__REQUIRED WORK__
Locate each line holding the string "Температура" and copy it.

--

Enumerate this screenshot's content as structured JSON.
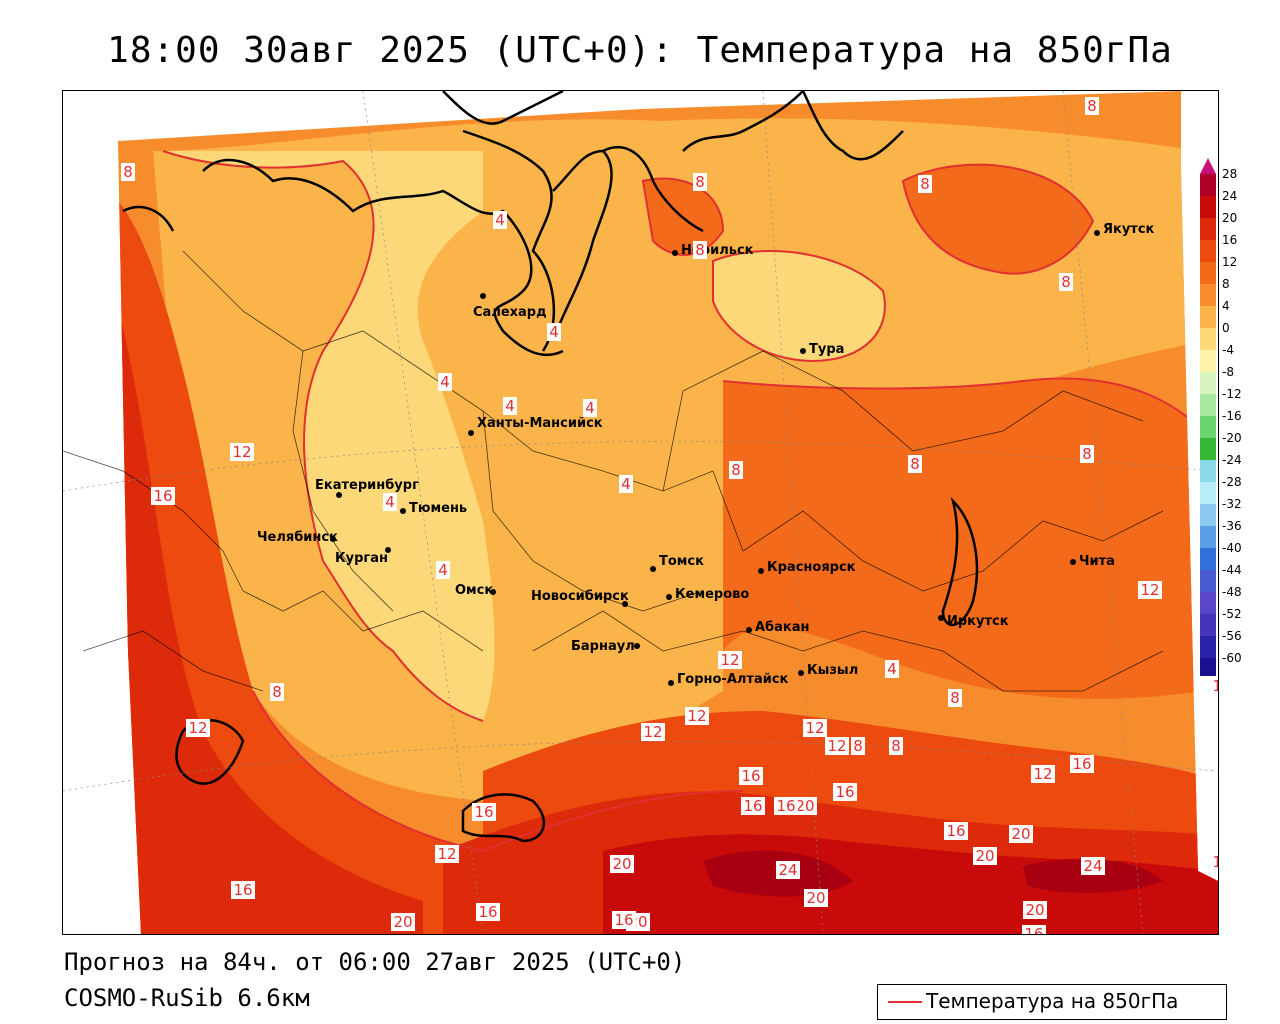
{
  "title": "18:00 30авг 2025 (UTC+0): Температура на 850гПа",
  "footer": {
    "forecast": "Прогноз на 84ч. от 06:00 27авг 2025 (UTC+0)",
    "model": "COSMO-RuSib 6.6км"
  },
  "legend": {
    "label": "Температура на 850гПа",
    "line_color": "#e03030"
  },
  "colorbar": {
    "levels": [
      "28",
      "24",
      "20",
      "16",
      "12",
      "8",
      "4",
      "0",
      "-4",
      "-8",
      "-12",
      "-16",
      "-20",
      "-24",
      "-28",
      "-32",
      "-36",
      "-40",
      "-44",
      "-48",
      "-52",
      "-56",
      "-60"
    ],
    "colors": [
      "#b0002a",
      "#c80a0a",
      "#dd2a0a",
      "#ec4a0e",
      "#f26a1a",
      "#f78c2c",
      "#fab44a",
      "#fcd878",
      "#fef2a8",
      "#d8f4c0",
      "#a8e8a0",
      "#6cd46c",
      "#36b836",
      "#8ad8e8",
      "#b8eef8",
      "#8cc8f0",
      "#5aa0e8",
      "#3070d8",
      "#4a5ad0",
      "#5a46c8",
      "#4434b8",
      "#2a22a8",
      "#1a1090"
    ]
  },
  "cities": [
    {
      "name": "Салехард"
    },
    {
      "name": "Норильск"
    },
    {
      "name": "Якутск"
    },
    {
      "name": "Тура"
    },
    {
      "name": "Ханты-Мансийск"
    },
    {
      "name": "Екатеринбург"
    },
    {
      "name": "Тюмень"
    },
    {
      "name": "Челябинск"
    },
    {
      "name": "Курган"
    },
    {
      "name": "Омск"
    },
    {
      "name": "Новосибирск"
    },
    {
      "name": "Томск"
    },
    {
      "name": "Кемерово"
    },
    {
      "name": "Красноярск"
    },
    {
      "name": "Барнаул"
    },
    {
      "name": "Абакан"
    },
    {
      "name": "Горно-Алтайск"
    },
    {
      "name": "Кызыл"
    },
    {
      "name": "Иркутск"
    },
    {
      "name": "Чита"
    }
  ],
  "contour_labels": [
    "8",
    "8",
    "8",
    "8",
    "8",
    "4",
    "4",
    "4",
    "4",
    "4",
    "4",
    "4",
    "4",
    "12",
    "16",
    "8",
    "12",
    "8",
    "8",
    "8",
    "8",
    "8",
    "12",
    "12",
    "16",
    "16",
    "20",
    "20",
    "16",
    "16",
    "20",
    "24",
    "24",
    "16",
    "12",
    "16",
    "16",
    "20",
    "20",
    "16",
    "12",
    "16",
    "12",
    "12",
    "12",
    "16",
    "20",
    "20",
    "8",
    "8",
    "4",
    "12",
    "12",
    "20",
    "16",
    "16"
  ]
}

--

__THE ANSWER__
  "title": "18:00 30авг 2025 (UTC+0): Температура на 850гПа",
    "label": "Температура на 850гПа",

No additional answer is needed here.